# [Task details]
Your task is to gather the lines below that hold the string "bottom".

# [Input]
%%
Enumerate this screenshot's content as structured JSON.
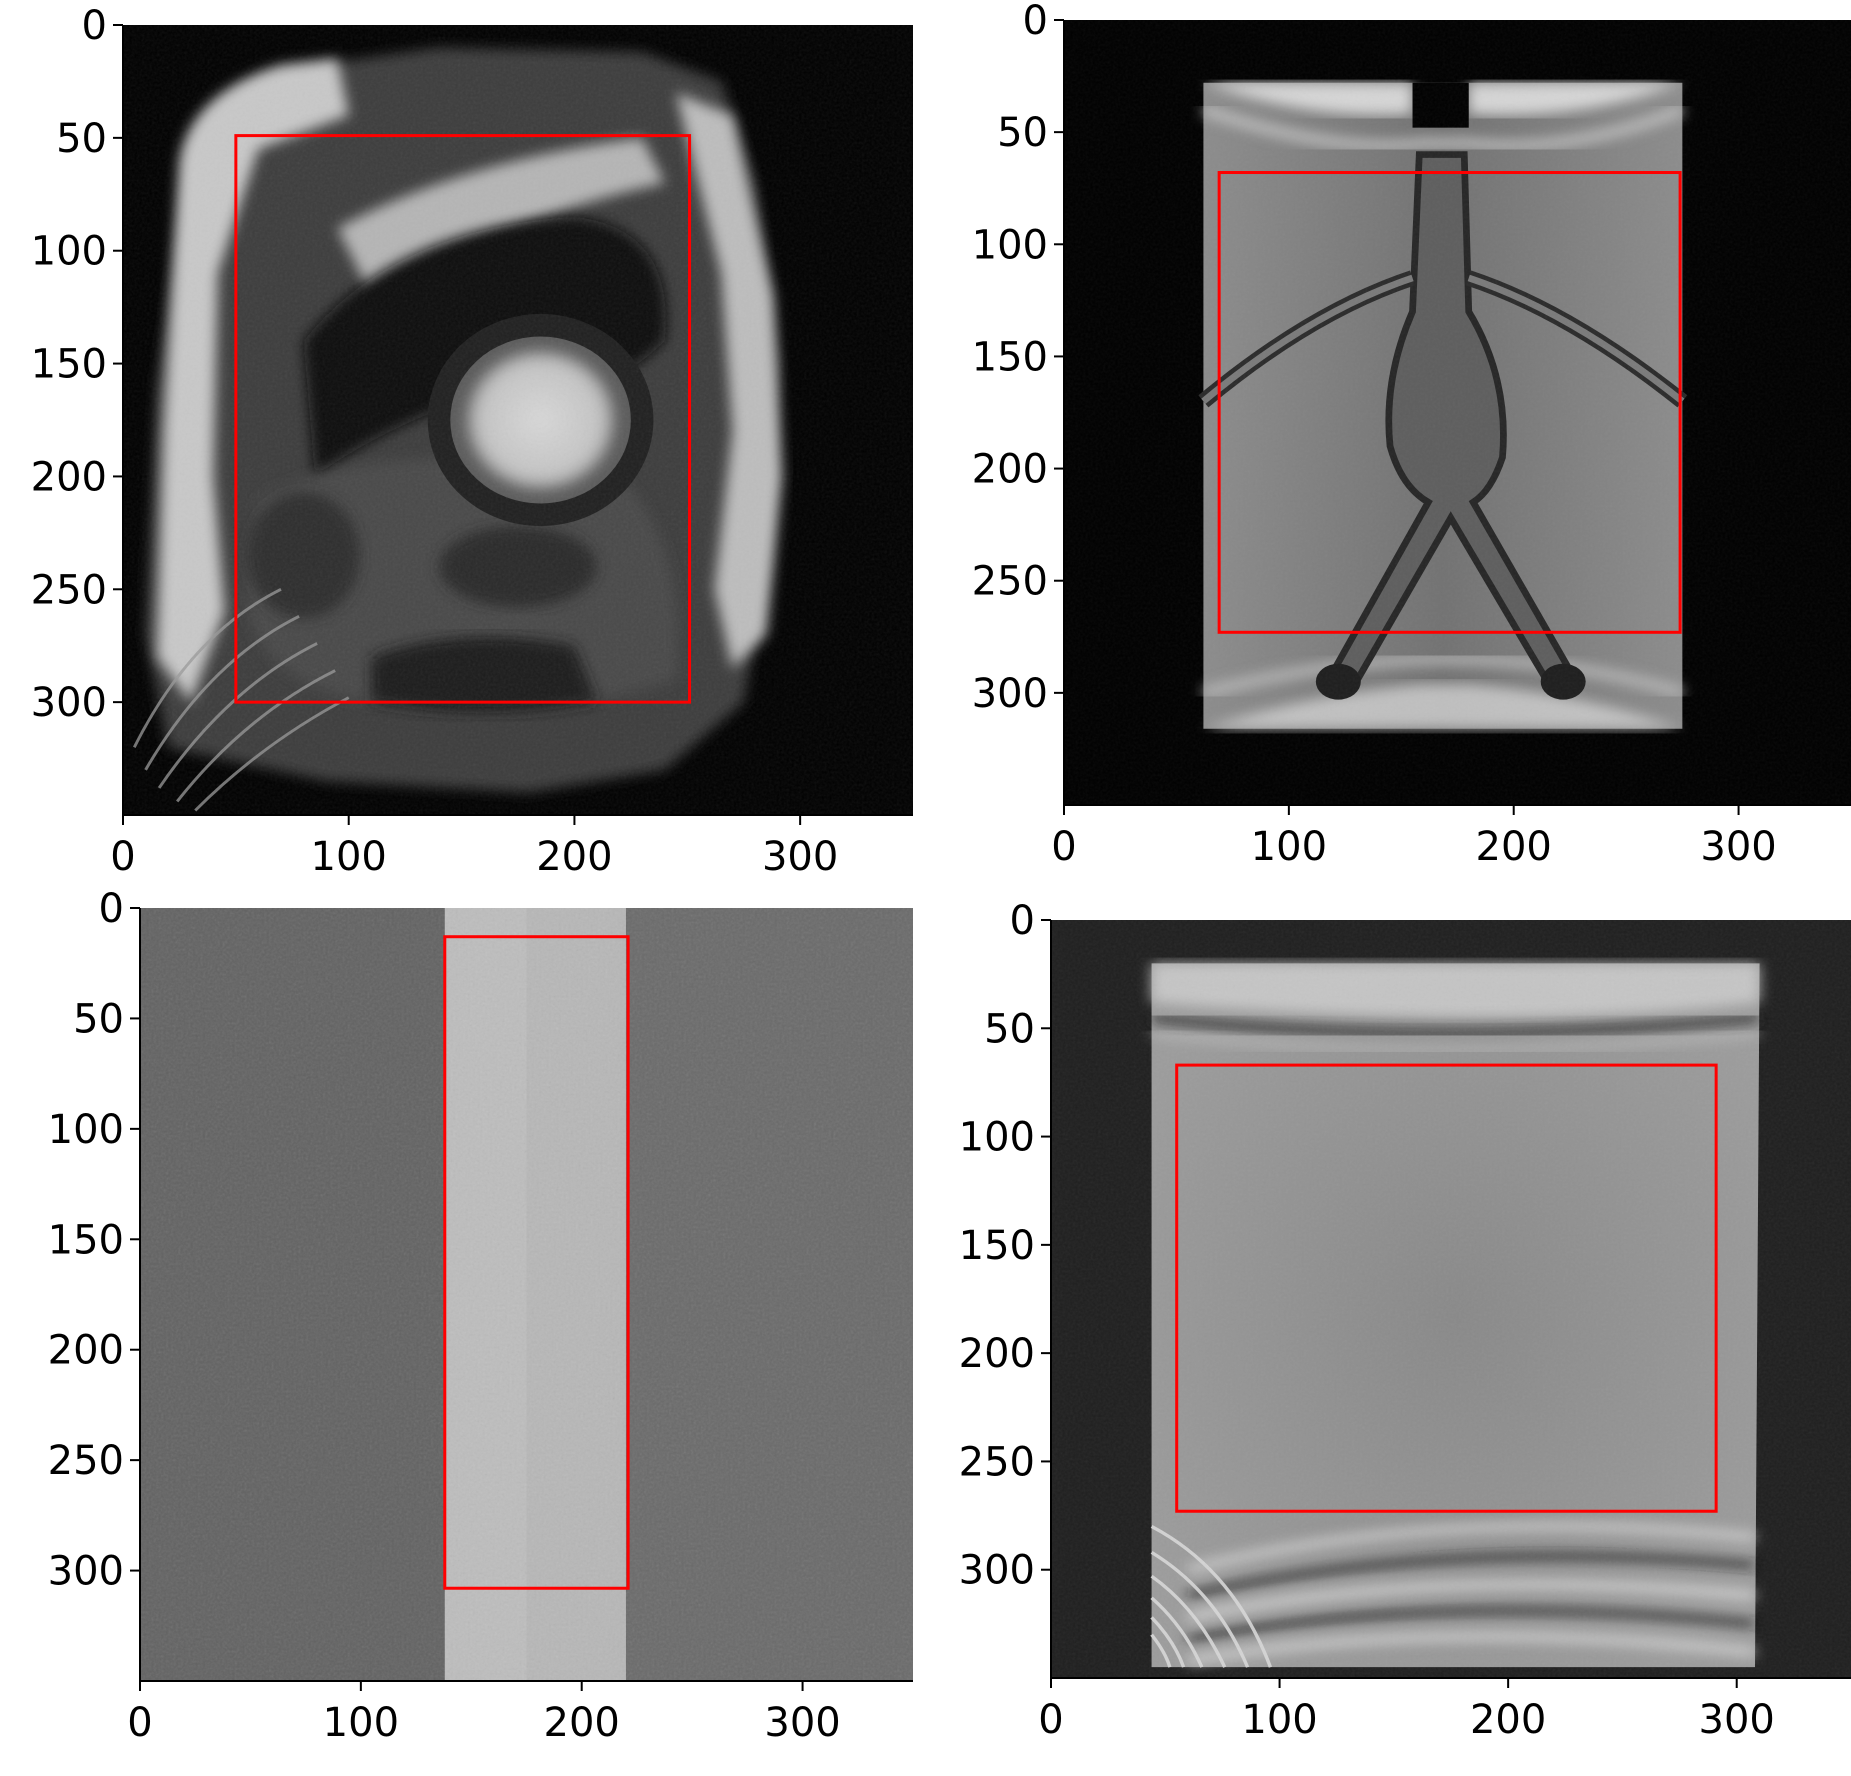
{
  "panels": [
    {
      "name": "panel-top-left",
      "scene": "cardiac",
      "xlim": [
        0,
        350
      ],
      "ylim": [
        350,
        0
      ],
      "xticks": [
        0,
        100,
        200,
        300
      ],
      "xtick_labels": [
        "0",
        "100",
        "200",
        "300"
      ],
      "yticks": [
        0,
        50,
        100,
        150,
        200,
        250,
        300
      ],
      "ytick_labels": [
        "0",
        "50",
        "100",
        "150",
        "200",
        "250",
        "300"
      ],
      "bbox_data": {
        "x0": 50,
        "y0": 49,
        "x1": 251,
        "y1": 300
      },
      "box_color": "#ff0000"
    },
    {
      "name": "panel-top-right",
      "scene": "vessel",
      "xlim": [
        0,
        350
      ],
      "ylim": [
        350,
        0
      ],
      "xticks": [
        0,
        100,
        200,
        300
      ],
      "xtick_labels": [
        "0",
        "100",
        "200",
        "300"
      ],
      "yticks": [
        0,
        50,
        100,
        150,
        200,
        250,
        300
      ],
      "ytick_labels": [
        "0",
        "50",
        "100",
        "150",
        "200",
        "250",
        "300"
      ],
      "bbox_data": {
        "x0": 69,
        "y0": 68,
        "x1": 274,
        "y1": 273
      },
      "box_color": "#ff0000"
    },
    {
      "name": "panel-bottom-left",
      "scene": "strip",
      "xlim": [
        0,
        350
      ],
      "ylim": [
        350,
        0
      ],
      "xticks": [
        0,
        100,
        200,
        300
      ],
      "xtick_labels": [
        "0",
        "100",
        "200",
        "300"
      ],
      "yticks": [
        0,
        50,
        100,
        150,
        200,
        250,
        300
      ],
      "ytick_labels": [
        "0",
        "50",
        "100",
        "150",
        "200",
        "250",
        "300"
      ],
      "bbox_data": {
        "x0": 138,
        "y0": 13,
        "x1": 221,
        "y1": 308
      },
      "box_color": "#ff0000"
    },
    {
      "name": "panel-bottom-right",
      "scene": "phantom",
      "xlim": [
        0,
        350
      ],
      "ylim": [
        350,
        0
      ],
      "xticks": [
        0,
        100,
        200,
        300
      ],
      "xtick_labels": [
        "0",
        "100",
        "200",
        "300"
      ],
      "yticks": [
        0,
        50,
        100,
        150,
        200,
        250,
        300
      ],
      "ytick_labels": [
        "0",
        "50",
        "100",
        "150",
        "200",
        "250",
        "300"
      ],
      "bbox_data": {
        "x0": 55,
        "y0": 67,
        "x1": 291,
        "y1": 273
      },
      "box_color": "#ff0000"
    }
  ]
}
%%
# [The reply]
      "name": "panel-bottom-left",
      "name": "panel-bottom-right",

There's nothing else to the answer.